Text provided:
——

Creatives
"So...yeah, we've got this fantastic idea here. It's totally ground-breaking and we think it works well."
Client
"OK. Yeah I see where you're going with it. What about putting something Star Wars-ee in it?"
Creatives
"Umm. What?"
Client
"Can you put Yoda in it? People can really identify with Yoda's values. He's magic and for our brand to be associated with that, well, you can't put a price on that shit."
Creatives
"So you mean, like, Yoda from Star Wars? In this ad?"
Client
"I think we should put Yoda in it, yes."
Creatives
"Right. But there was nothing about Star Wars in the brief."
Client
"Put Yoda in it you must. Lose business you will."
Creatives
"Cool. Yoda's a'ight."
Freakin' Vodafone. Just look at this.
Right. I'm sure this has been pointed out before, but they could have said, "Yodafone." Actually, that's rubbish because it's an obvious pun, so scratch that. They could have definitely done something more interesting and relevant with the copy though. "Turn your old phone into cash we will." What the hell is wrong with that? Nothing. Lazy advertising it is. And jeez the TV advert....

——

Data listing:
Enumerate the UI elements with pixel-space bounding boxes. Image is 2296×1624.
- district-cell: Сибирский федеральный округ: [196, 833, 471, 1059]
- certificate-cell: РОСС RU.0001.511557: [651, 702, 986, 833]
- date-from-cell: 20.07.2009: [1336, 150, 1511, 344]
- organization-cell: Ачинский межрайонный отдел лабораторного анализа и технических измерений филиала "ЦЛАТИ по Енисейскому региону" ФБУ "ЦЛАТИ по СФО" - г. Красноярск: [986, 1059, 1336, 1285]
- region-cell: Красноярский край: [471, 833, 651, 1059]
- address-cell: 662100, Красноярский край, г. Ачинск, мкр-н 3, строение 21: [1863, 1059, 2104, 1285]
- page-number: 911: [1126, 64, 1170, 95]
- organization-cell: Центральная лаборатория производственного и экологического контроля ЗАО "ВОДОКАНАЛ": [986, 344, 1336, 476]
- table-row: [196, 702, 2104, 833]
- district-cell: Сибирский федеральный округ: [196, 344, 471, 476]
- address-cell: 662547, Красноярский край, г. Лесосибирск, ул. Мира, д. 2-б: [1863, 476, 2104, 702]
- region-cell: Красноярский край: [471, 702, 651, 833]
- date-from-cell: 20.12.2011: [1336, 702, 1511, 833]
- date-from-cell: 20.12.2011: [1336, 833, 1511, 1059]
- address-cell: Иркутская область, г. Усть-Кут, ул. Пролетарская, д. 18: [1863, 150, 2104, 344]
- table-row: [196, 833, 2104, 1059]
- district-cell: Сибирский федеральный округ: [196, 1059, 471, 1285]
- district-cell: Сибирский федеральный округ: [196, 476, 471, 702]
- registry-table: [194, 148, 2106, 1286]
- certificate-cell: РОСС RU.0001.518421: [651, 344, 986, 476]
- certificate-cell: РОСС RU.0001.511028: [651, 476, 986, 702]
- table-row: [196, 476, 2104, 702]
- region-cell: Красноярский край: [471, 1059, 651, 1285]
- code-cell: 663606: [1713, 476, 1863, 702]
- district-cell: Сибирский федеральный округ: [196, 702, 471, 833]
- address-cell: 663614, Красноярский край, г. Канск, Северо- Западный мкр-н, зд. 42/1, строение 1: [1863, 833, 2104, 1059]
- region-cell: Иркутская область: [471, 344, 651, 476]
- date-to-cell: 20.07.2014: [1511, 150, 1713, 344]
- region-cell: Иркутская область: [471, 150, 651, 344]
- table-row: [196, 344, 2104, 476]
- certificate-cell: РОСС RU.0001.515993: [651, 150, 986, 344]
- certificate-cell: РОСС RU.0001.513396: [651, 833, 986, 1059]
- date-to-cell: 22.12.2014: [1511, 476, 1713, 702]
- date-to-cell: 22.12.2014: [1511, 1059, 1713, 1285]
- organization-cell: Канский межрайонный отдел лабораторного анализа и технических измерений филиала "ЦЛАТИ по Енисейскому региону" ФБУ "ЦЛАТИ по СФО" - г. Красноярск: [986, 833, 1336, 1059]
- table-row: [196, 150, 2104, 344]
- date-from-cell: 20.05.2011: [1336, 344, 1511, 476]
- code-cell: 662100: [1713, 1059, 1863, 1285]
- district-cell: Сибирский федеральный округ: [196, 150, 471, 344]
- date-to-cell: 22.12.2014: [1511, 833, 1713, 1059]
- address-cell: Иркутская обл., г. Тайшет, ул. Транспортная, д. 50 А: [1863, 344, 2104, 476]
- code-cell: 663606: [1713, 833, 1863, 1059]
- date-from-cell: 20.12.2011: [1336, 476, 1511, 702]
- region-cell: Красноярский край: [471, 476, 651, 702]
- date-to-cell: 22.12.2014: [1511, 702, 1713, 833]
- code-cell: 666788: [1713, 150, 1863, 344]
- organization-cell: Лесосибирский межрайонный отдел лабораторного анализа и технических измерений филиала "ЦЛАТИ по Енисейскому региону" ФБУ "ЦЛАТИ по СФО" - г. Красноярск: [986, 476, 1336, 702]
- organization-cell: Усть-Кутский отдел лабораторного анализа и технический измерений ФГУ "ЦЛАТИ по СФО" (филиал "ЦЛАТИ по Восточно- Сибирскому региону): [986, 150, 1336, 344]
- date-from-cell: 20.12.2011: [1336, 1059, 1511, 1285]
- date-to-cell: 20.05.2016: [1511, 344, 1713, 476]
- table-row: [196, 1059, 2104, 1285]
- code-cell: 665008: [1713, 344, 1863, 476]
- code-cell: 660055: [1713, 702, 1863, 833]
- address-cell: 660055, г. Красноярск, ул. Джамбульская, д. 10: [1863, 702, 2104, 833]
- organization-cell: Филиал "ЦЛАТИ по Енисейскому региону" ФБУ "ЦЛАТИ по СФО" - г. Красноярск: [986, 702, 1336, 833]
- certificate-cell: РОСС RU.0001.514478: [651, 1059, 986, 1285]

——

Problems and tasks:
**A)** Quote the Yoda ad text from "Right. I'm sure" up to and including "the TV advert....".
**B)** Answer these questions about the Yoda ad text:
(i) According to the Creatives, what did the brief leave out?
(ii) Which company does the writer name after the exchange?
(iii) What pun does the writer say could have been used?
**C)** List every line spoken by the Client in the Yoda ad text.

Exercise answers:
**A)**
Right. I'm sure this has been pointed out before, but they could have said, "Yodafone." Actually, that's rubbish because it's an obvious pun, so scratch that. They could have definitely done something more interesting and relevant with the copy though. "Turn your old phone into cash we will." What the hell is wrong with that? Nothing. Lazy advertising it is. And jeez the TV advert....

**B)**
(i) Anything about Star Wars.
(ii) Vodafone.
(iii) "Yodafone."

**C)**
- "OK. Yeah I see where you're going with it. What about putting something Star Wars-ee in it?"
- "Can you put Yoda in it? People can really identify with Yoda's values. He's magic and for our brand to be associated with that, well, you can't put a price on that shit."
- "I think we should put Yoda in it, yes."
- "Put Yoda in it you must. Lose business you will."